__Task to carry out__: Where a line contains the word "查看回复", copy that line in full.

__Provided entries__:
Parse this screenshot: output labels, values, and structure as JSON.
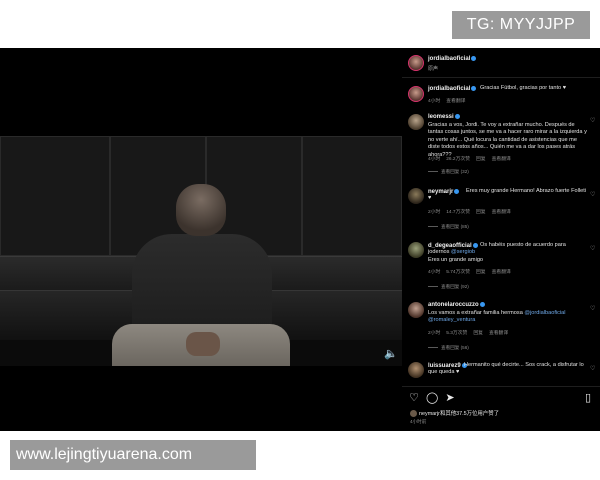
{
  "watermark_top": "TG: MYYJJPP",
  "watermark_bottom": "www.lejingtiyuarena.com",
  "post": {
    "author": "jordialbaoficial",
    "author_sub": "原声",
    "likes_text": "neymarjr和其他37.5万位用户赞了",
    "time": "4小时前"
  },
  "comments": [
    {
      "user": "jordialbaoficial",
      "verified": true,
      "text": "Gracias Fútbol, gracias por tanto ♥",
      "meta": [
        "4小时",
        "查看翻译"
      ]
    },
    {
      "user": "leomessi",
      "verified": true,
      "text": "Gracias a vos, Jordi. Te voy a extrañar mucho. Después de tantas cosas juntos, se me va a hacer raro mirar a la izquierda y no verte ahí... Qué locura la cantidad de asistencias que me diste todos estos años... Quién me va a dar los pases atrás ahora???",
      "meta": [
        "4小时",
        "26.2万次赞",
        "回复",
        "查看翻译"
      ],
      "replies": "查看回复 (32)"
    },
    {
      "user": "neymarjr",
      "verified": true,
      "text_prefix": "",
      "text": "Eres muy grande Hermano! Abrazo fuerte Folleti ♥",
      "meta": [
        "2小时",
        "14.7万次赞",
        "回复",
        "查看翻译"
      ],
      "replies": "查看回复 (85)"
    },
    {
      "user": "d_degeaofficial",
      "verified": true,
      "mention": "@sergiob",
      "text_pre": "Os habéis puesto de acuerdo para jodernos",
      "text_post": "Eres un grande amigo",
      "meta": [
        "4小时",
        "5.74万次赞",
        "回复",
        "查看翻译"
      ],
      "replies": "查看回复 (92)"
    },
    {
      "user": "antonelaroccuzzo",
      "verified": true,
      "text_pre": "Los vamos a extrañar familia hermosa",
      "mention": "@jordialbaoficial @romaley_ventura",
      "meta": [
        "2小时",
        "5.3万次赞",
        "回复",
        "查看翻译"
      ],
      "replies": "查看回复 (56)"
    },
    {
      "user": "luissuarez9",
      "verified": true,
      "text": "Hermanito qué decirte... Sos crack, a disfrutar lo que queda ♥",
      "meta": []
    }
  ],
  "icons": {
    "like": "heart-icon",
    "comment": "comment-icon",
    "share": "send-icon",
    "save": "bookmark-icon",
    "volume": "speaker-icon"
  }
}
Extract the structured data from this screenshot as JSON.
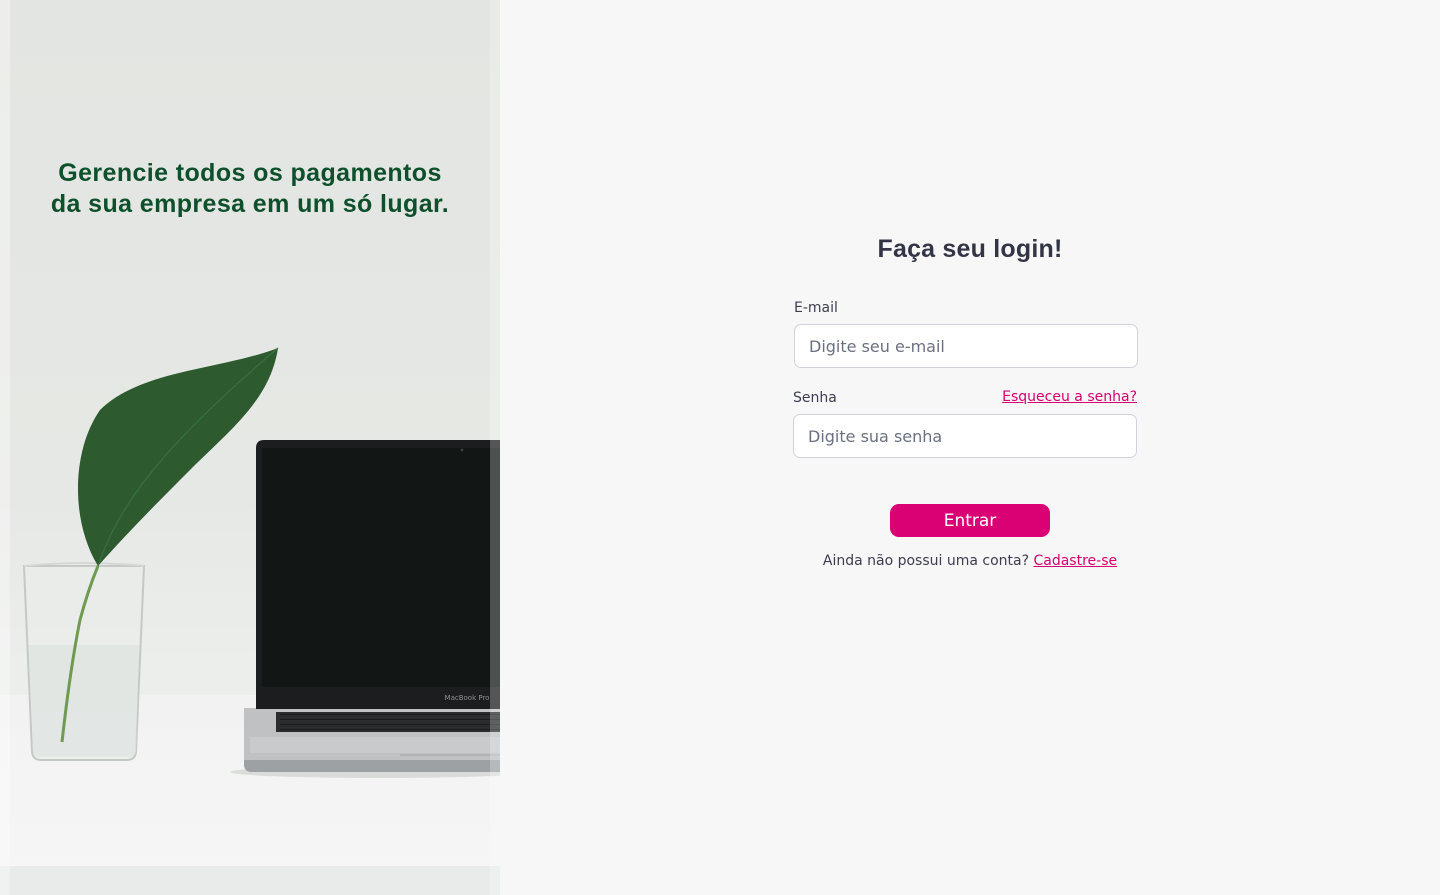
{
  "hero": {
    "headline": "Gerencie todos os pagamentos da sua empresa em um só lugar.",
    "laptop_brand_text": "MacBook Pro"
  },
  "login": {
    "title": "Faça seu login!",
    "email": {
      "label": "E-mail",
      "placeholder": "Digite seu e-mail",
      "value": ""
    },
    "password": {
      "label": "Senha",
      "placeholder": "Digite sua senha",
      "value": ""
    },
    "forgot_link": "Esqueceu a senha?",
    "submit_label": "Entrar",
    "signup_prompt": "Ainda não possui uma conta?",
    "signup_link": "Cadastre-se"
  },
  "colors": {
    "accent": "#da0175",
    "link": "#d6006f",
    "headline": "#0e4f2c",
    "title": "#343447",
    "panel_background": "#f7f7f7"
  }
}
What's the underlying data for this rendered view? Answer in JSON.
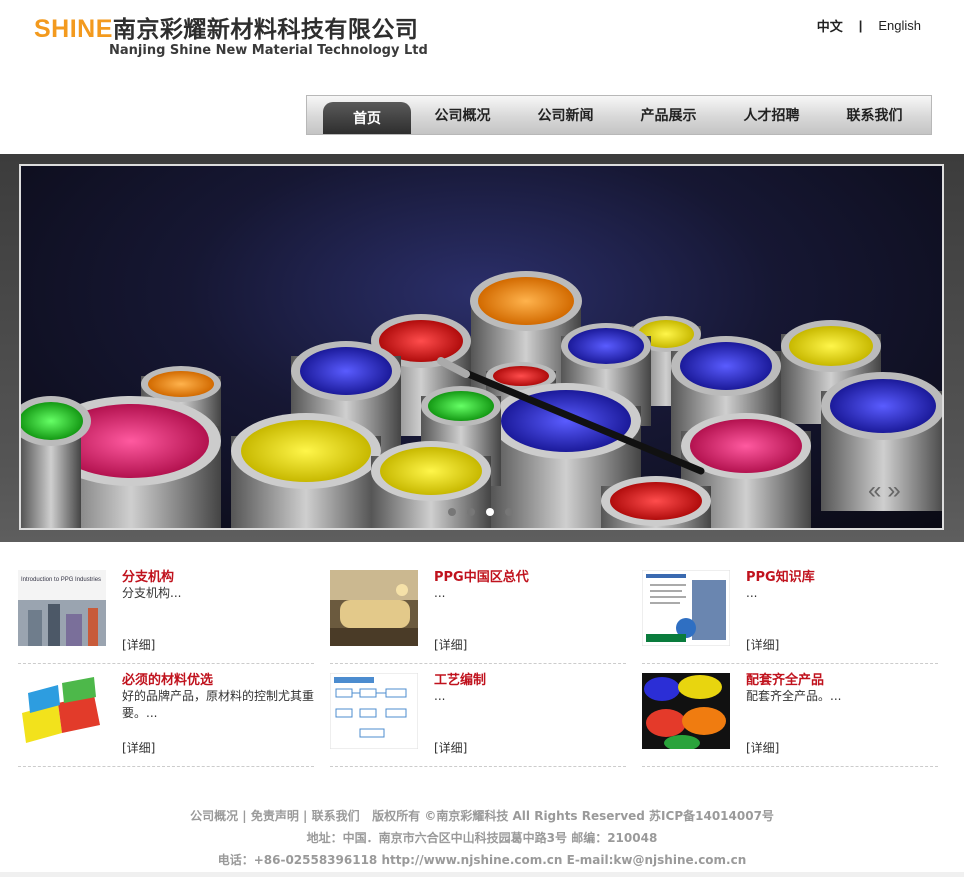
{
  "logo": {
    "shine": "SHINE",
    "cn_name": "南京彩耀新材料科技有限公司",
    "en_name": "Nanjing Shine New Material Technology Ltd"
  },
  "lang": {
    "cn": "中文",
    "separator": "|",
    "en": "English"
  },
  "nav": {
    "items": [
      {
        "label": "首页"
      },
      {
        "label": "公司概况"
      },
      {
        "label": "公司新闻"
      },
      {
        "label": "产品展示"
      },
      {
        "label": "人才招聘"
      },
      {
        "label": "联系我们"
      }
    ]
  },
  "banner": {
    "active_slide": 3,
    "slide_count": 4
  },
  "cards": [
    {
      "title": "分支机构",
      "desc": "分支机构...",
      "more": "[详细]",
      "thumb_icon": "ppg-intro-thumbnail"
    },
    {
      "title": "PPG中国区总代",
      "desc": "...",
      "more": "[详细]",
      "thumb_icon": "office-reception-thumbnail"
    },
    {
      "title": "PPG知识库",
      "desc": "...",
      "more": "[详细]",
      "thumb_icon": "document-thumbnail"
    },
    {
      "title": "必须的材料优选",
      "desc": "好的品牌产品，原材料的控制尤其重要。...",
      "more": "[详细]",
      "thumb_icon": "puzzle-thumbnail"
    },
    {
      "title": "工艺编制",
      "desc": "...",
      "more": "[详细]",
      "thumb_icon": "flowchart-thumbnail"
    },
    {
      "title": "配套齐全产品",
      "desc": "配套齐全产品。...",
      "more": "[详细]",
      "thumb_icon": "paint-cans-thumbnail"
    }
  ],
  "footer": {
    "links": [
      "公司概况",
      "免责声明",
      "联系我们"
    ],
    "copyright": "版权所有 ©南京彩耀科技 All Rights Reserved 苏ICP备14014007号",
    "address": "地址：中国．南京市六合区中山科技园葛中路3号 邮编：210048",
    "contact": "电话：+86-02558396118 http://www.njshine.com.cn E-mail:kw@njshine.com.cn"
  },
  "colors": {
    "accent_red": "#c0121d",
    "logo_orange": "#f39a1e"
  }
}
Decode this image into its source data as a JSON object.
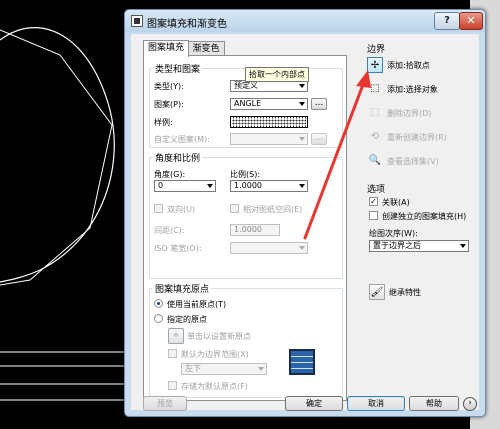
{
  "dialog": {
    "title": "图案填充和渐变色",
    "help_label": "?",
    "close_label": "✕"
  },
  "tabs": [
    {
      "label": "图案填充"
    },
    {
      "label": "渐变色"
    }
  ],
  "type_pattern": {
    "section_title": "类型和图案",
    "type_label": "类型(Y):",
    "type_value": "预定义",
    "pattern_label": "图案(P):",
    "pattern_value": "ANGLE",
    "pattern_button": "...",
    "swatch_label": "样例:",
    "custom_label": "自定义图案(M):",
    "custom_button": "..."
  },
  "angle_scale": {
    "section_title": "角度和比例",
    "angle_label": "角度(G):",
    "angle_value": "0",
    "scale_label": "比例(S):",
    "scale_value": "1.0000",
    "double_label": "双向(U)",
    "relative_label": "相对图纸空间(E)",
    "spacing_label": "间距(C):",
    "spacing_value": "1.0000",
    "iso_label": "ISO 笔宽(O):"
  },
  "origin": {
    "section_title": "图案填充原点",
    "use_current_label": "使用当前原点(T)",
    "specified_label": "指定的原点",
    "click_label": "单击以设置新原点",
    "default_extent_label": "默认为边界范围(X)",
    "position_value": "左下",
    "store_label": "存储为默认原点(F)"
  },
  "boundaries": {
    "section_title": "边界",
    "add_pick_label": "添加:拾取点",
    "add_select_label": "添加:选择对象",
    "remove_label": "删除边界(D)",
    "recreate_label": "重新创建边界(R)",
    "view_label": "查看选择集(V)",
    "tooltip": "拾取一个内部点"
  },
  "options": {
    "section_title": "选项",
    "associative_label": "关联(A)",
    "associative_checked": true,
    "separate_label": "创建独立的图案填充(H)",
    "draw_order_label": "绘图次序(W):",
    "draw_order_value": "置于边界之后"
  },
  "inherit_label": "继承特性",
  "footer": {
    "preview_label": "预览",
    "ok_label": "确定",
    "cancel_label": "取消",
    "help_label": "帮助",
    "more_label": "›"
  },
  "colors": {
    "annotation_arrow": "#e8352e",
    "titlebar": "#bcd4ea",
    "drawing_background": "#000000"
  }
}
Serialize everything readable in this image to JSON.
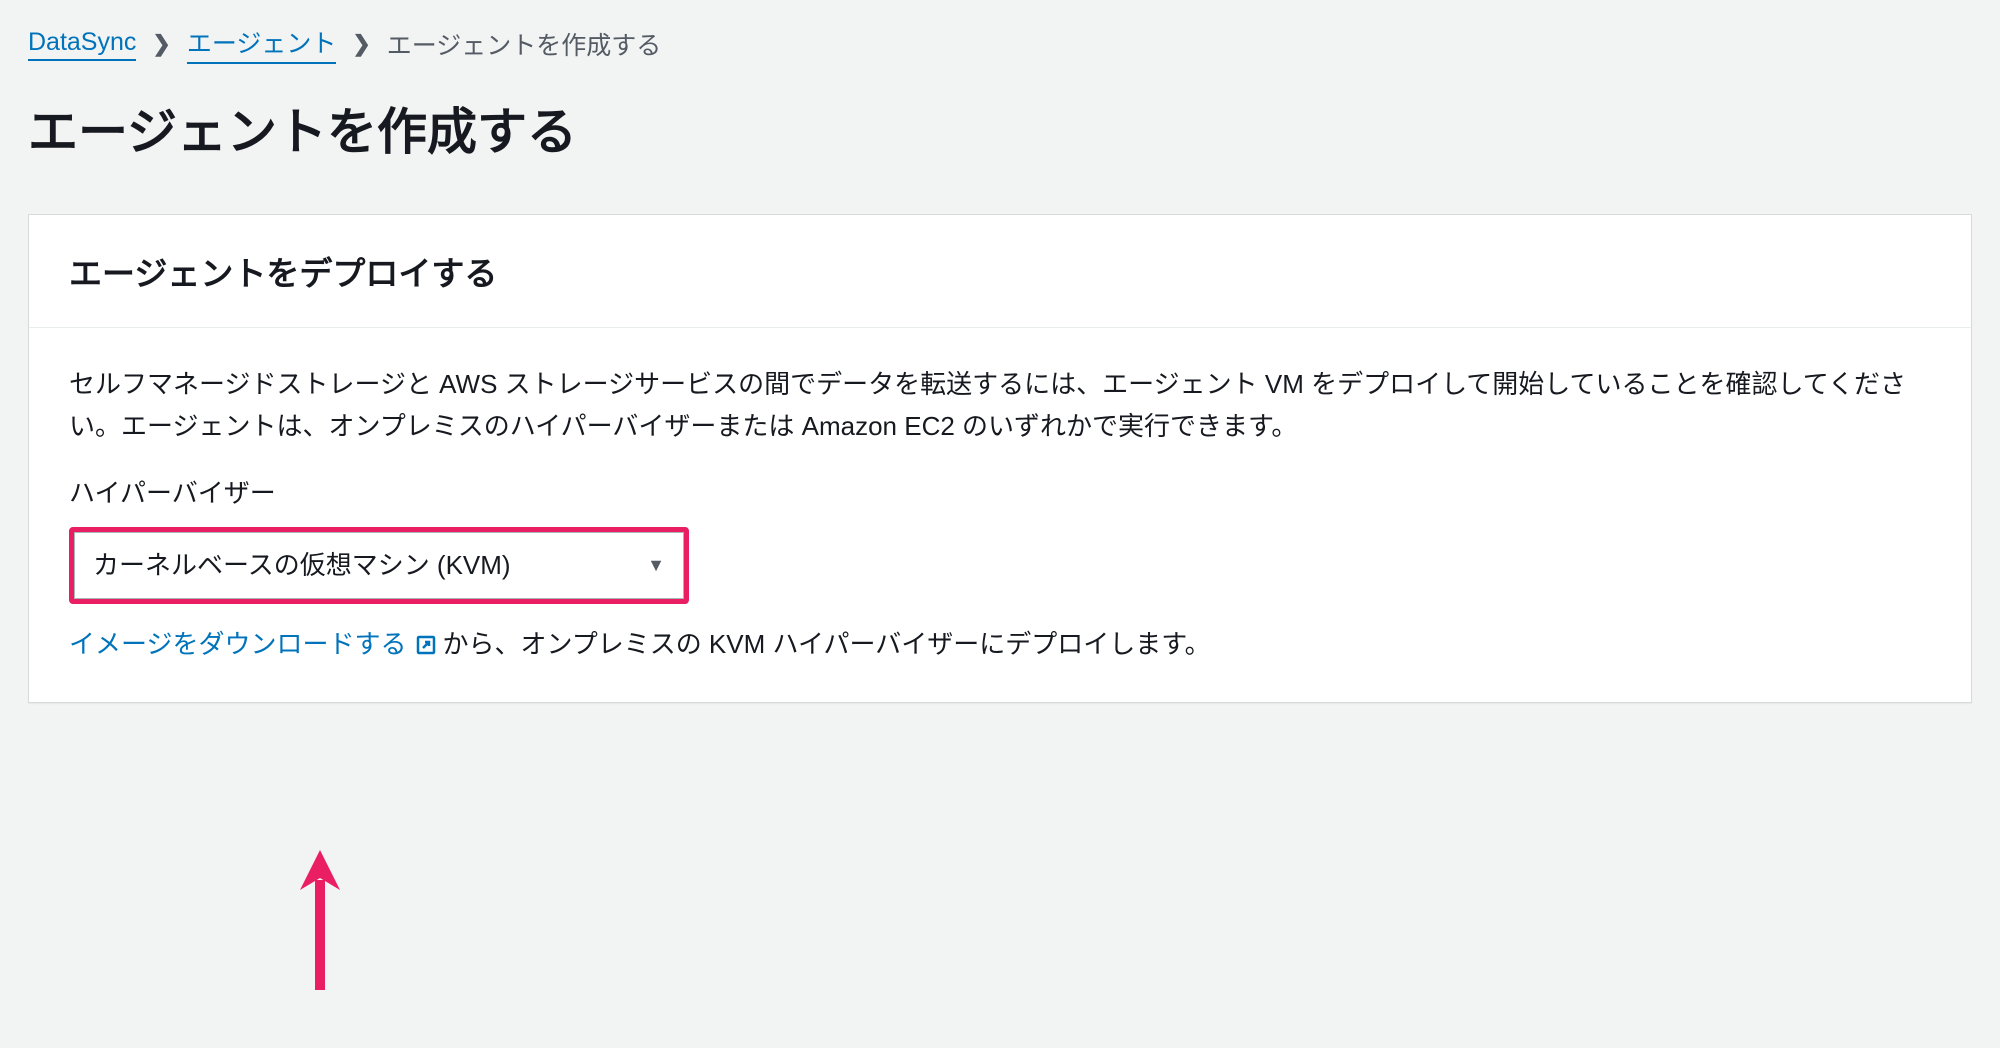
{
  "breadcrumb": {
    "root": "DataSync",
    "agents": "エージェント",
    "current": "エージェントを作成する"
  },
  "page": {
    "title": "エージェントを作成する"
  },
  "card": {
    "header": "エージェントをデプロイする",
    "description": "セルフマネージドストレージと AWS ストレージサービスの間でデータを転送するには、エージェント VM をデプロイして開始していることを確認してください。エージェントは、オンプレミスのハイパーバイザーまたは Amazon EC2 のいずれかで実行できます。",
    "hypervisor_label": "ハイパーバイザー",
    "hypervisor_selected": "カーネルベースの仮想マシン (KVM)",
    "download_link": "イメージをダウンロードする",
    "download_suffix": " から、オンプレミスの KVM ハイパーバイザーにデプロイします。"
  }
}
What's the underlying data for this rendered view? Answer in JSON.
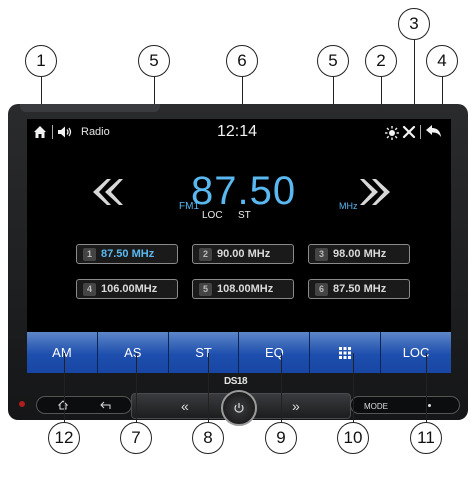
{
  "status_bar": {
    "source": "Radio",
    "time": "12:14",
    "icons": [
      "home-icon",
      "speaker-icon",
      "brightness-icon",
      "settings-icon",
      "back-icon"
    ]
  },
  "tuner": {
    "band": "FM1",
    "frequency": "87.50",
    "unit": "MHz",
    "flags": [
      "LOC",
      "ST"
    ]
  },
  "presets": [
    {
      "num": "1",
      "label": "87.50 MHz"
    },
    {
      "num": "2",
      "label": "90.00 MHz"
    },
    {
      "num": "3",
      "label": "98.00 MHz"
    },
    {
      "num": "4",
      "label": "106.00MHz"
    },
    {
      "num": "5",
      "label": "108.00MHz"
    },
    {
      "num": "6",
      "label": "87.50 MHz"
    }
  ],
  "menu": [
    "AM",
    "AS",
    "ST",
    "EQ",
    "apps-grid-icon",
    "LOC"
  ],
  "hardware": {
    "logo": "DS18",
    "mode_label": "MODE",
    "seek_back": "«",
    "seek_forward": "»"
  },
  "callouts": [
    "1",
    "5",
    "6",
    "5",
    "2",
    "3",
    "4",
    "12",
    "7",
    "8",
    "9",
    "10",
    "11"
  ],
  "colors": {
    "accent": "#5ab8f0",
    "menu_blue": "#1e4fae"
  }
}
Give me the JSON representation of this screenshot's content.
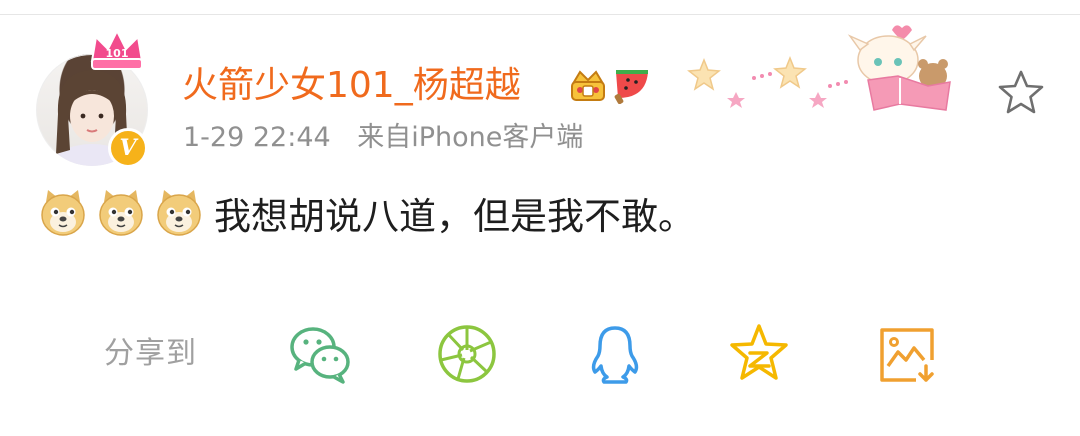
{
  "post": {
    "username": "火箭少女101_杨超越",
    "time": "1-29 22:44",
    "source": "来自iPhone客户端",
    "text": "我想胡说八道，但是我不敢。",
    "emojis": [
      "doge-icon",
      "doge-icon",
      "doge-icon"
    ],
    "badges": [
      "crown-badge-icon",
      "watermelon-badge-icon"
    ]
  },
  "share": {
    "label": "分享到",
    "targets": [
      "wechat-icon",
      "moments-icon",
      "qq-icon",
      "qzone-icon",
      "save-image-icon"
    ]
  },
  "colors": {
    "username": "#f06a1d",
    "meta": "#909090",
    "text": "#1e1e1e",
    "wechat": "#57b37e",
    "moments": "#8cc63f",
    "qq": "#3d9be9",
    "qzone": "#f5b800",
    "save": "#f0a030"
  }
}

__The answer__:
      "replies": "查看回复 (32)"
      "replies": "查看回复 (85)"
      "replies": "查看回复 (92)"
      "replies": "查看回复 (56)"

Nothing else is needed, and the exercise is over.